引用文:
ここまでの解説でご理解頂けると思いますが、目が見えない友魚は、谷一の琵琶を聴いた事で、平家の悲劇をイメージできた男。ですので友魚は、メッセージ性のある歌には魂が宿る事を直感で理解できた男であり、琵琶法師になった理由も、自分もメッセージ性の強い歌を歌って、人々の心を揺り動かしたいと考えたのだと考えられます。

 

そう。

 

歌で世界を変えるというのは、1960年代のロックが目指していた真骨頂!!

 

そんな友魚が犬王の舞と共に歌った歌は、間違いなくロックであり、それまでの能楽師たちの奏法とは全く異なったソウルフルなものとなっているのです!

 

観阿弥の能楽は上流階級に好まれる

クラシックのような風雅なもの。

 

一方の友魚の生み出した能楽は

観客の魂をゆさぶる

ソウルフルなものでした!

 

 

選ばせて頂いた理由② 日本語ロックの魅力

 

そんな本作で友魚が歌うのは、能楽の歌い方をハード・ロックのテイストで脚色してゆくセンス・オブ・ワンダーなもの!

取り組む作業:
**1.** 引用文の「歌で世界を変えるというのは、1960年代のロックが目指していた真骨頂!!」を英語に訳してください。
**2.** 友魚の歌を論じた引用文の続きを、最後の文の後から書き継ぐこと。
記録はこの作業には一切関係しない。

抽出した記録:
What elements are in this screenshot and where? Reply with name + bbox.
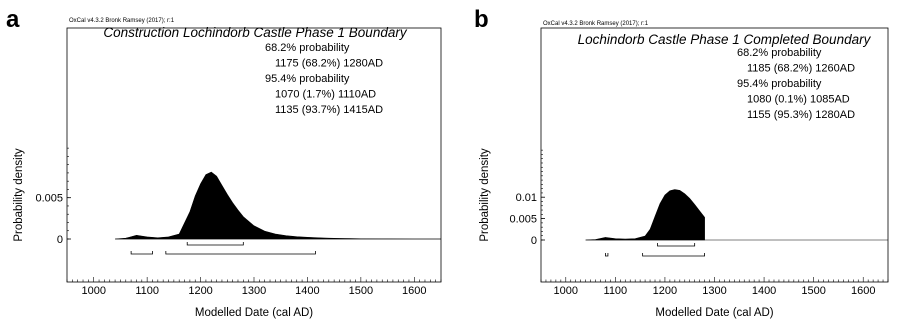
density-area (115, 171, 441, 240)
oxcal-credit: OxCal v4.3.2 Bronk Ramsey (2017); r:1 (543, 21, 649, 27)
density-area (585, 189, 705, 241)
y-tick-label: 0.005 (509, 214, 537, 226)
x-tick-label: 1000 (81, 285, 105, 297)
x-axis-label: Modelled Date (cal AD) (655, 307, 773, 319)
y-tick-label: 0.005 (35, 193, 63, 205)
x-axis-label: Modelled Date (cal AD) (195, 307, 313, 319)
y-axis-label: Probability density (479, 148, 491, 242)
chart-panel-b: b OxCal v4.3.2 Bronk Ramsey (2017); r:1 Lo… (474, 6, 889, 319)
x-tick-label: 1200 (188, 285, 212, 297)
chart-title: Construction Lochindorb Castle Phase 1 B… (103, 25, 407, 40)
x-tick-label: 1500 (801, 285, 825, 297)
plot-frame (66, 27, 442, 283)
probability-line: 1155 (95.3%) 1280AD (747, 109, 855, 121)
x-tick-label: 1300 (702, 285, 726, 297)
oxcal-credit: OxCal v4.3.2 Bronk Ramsey (2017); r:1 (69, 18, 175, 24)
y-axis-label: Probability density (13, 148, 25, 242)
y-tick-label: 0.01 (516, 192, 537, 204)
probability-line: 68.2% probability (265, 42, 350, 54)
panel-letter: a (6, 6, 20, 33)
y-tick-label: 0 (531, 235, 537, 247)
x-tick-label: 1600 (402, 285, 426, 297)
panel-letter: b (474, 6, 489, 33)
x-tick-label: 1400 (295, 285, 319, 297)
chart-title: Lochindorb Castle Phase 1 Completed Boun… (578, 32, 872, 47)
range-68-bracket (657, 243, 696, 247)
range-95-bracket (605, 253, 609, 257)
y-tick-label: 0 (57, 234, 63, 246)
chart-panel-a: a OxCal v4.3.2 Bronk Ramsey (2017); r:1Co… (6, 6, 442, 319)
probability-line: 1080 (0.1%) 1085AD (747, 94, 850, 106)
x-tick-label: 1500 (349, 285, 373, 297)
x-tick-label: 1100 (135, 285, 159, 297)
x-tick-label: 1300 (242, 285, 266, 297)
x-tick-label: 1000 (554, 285, 578, 297)
probability-line: 68.2% probability (737, 47, 822, 59)
x-tick-label: 1200 (653, 285, 677, 297)
range-95-bracket (165, 251, 316, 255)
probability-line: 95.4% probability (265, 73, 350, 85)
range-95-bracket (642, 253, 705, 257)
x-tick-label: 1100 (604, 285, 628, 297)
x-tick-label: 1400 (752, 285, 776, 297)
range-95-bracket (130, 251, 153, 255)
probability-line: 1070 (1.7%) 1110AD (275, 89, 376, 101)
probability-line: 1185 (68.2%) 1260AD (747, 63, 855, 75)
probability-line: 1135 (93.7%) 1415AD (275, 104, 383, 116)
probability-line: 1175 (68.2%) 1280AD (275, 58, 383, 70)
x-tick-label: 1600 (851, 285, 875, 297)
range-68-bracket (186, 242, 244, 246)
probability-line: 95.4% probability (737, 78, 822, 90)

作業ごとの回答:
**1.** Changing the world through song was the very essence of what 1960s rock was striving for!!

**2.**
と、このうに解説すると「日本語ロックって、なんかダサい」と思う方もいらっしゃるかもしれませんが、実は一つ一つの単語が明瞭な日本語は、メッセージを伝えるのに適した言語であり、ロックやヒップホップなどのソウルフルな音楽とは相性抜群であり、本作で歌われる友魚の歌も、観客を忘我の境地に誘うような魅力的なものに仕上がっており、本作は日本語によるロックの魅力を理解できる作品にも仕上がっているのです😆

 

 

日本語ロックのカッコよさの例

原曲は「Budgie」の「Breadfan」という曲。

 

そんな「Breadfan」のカバーである

「人間椅子」の「針の山」という曲は

日本語ロックの真骨頂!!

 

本作は、そんな日本語ロックの魅力を

世界の人々に伝えていける作品なのです!

 

 

選ばせて頂いた理由③ 名前を語り継ぐべき理由

 

私見ですがそんな本作に込められたもう一つの重要なメッセージは、「名前を語り継ぐ」事の大切さ!!

 

これは「リメンバー・ミー」という映画でも語られていますが、どんなに偉大な功績を残した人でも、名前を憶えてもらえなければやがては存在すら忘れ去られてしまうものであり、本作は、既に現代人の日本人が誰一人認識できなくなってしまった犬王という実在した能楽師への鎮魂の映画であると共に、全てのクリエイターたちの作品が語り継がれていくべきだという監督の想いがが込められた作品となっていると思うのですが、皆様はどう思われますでしょうか?

 

法師としての名を挙げた友魚は

琵琶法師の頭領の覚一から

一の字をもらって

友一と名乗るよう命じられますが

死んだ友魚の亡霊は

「名前を変えてはいけない!」と

友魚に厳命します!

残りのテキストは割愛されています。